--- Begin ---
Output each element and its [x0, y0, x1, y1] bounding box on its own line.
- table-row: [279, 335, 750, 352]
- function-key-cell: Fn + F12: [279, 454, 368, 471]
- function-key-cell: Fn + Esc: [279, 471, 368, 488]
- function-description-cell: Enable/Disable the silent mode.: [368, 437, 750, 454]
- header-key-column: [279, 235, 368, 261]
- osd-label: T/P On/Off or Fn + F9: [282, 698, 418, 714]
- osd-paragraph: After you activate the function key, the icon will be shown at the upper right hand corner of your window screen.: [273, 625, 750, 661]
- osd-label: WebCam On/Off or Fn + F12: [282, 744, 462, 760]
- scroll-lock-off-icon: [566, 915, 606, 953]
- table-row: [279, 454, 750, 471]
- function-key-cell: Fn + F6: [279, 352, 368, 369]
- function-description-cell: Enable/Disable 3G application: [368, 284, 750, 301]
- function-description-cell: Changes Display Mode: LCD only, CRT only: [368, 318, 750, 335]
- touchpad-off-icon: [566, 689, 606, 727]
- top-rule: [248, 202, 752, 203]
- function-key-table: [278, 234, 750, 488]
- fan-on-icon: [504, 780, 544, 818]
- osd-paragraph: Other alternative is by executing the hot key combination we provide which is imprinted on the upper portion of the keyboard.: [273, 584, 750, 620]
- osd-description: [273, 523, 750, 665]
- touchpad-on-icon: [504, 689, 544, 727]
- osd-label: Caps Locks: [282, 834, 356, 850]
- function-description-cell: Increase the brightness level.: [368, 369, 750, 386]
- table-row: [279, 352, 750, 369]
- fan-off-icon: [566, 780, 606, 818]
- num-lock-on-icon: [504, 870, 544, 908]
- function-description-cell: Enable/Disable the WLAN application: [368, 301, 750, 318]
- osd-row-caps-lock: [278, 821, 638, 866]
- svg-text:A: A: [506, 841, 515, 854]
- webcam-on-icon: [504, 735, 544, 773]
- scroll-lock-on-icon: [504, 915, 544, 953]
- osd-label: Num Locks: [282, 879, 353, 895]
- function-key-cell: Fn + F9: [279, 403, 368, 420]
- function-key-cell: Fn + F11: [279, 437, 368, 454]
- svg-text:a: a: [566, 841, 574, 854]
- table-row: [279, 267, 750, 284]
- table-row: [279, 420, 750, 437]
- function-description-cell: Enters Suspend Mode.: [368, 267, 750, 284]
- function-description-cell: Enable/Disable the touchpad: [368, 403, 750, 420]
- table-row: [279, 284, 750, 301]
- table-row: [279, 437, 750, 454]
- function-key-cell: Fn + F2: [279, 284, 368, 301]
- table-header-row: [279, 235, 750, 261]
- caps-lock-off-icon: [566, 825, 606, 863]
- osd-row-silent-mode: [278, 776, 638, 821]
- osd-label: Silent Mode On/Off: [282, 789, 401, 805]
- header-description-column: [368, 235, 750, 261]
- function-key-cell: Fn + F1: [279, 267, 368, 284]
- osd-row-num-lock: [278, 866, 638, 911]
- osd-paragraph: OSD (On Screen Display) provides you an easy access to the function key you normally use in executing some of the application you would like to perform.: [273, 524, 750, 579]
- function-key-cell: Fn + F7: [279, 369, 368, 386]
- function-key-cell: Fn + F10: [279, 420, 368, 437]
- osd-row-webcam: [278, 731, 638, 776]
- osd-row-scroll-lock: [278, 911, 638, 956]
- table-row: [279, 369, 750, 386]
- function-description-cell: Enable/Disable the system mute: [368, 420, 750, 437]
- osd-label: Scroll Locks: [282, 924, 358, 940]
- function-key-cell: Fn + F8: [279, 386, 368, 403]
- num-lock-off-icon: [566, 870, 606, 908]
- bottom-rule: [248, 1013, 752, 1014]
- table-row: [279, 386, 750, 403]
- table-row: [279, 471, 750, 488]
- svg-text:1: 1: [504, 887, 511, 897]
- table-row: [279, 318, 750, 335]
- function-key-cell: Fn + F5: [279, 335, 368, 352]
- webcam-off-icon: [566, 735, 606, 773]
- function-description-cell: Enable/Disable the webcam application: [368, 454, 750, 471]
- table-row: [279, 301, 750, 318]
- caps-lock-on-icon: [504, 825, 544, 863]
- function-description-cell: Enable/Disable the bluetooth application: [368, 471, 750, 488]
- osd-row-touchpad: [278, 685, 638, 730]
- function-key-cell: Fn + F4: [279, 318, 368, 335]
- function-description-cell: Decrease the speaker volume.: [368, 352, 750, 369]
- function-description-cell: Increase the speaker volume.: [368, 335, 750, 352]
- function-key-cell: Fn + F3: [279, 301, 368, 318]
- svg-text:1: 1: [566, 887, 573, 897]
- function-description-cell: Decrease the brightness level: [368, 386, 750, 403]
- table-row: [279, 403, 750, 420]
--- End ---
Recast the entries, from their first line up to and including the line with "- osd-label: Caps Locks: [282, 834, 356, 850]", as a Markdown table with two columns, No. and Line. Number each line and leave out any blank lines.

| No. | Line |
|---|---|
| 1 | Output each element and its [x0, y0, x1, y1] bounding box on its own line. |
| 2 | - table-row: [279, 335, 750, 352] |
| 3 | - function-key-cell: Fn + F12: [279, 454, 368, 471] |
| 4 | - function-key-cell: Fn + Esc: [279, 471, 368, 488] |
| 5 | - function-description-cell: Enable/Disable the silent mode.: [368, 437, 750, 454] |
| 6 | - header-key-column: [279, 235, 368, 261] |
| 7 | - osd-label: T/P On/Off or Fn + F9: [282, 698, 418, 714] |
| 8 | - osd-paragraph: After you activate the function key, the icon will be shown at the upper right hand corner of your window screen.: [273, 625, 750, 661] |
| 9 | - osd-label: WebCam On/Off or Fn + F12: [282, 744, 462, 760] |
| 10 | - scroll-lock-off-icon: [566, 915, 606, 953] |
| 11 | - table-row: [279, 454, 750, 471] |
| 12 | - function-key-cell: Fn + F6: [279, 352, 368, 369] |
| 13 | - function-description-cell: Enable/Disable 3G application: [368, 284, 750, 301] |
| 14 | - function-description-cell: Changes Display Mode: LCD only, CRT only: [368, 318, 750, 335] |
| 15 | - touchpad-off-icon: [566, 689, 606, 727] |
| 16 | - top-rule: [248, 202, 752, 203] |
| 17 | - function-key-table: [278, 234, 750, 488] |
| 18 | - fan-on-icon: [504, 780, 544, 818] |
| 19 | - osd-paragraph: Other alternative is by executing the hot key combination we provide which is imprinted on the upper portion of the keyboard.: [273, 584, 750, 620] |
| 20 | - osd-description: [273, 523, 750, 665] |
| 21 | - touchpad-on-icon: [504, 689, 544, 727] |
| 22 | - osd-label: Caps Locks: [282, 834, 356, 850] |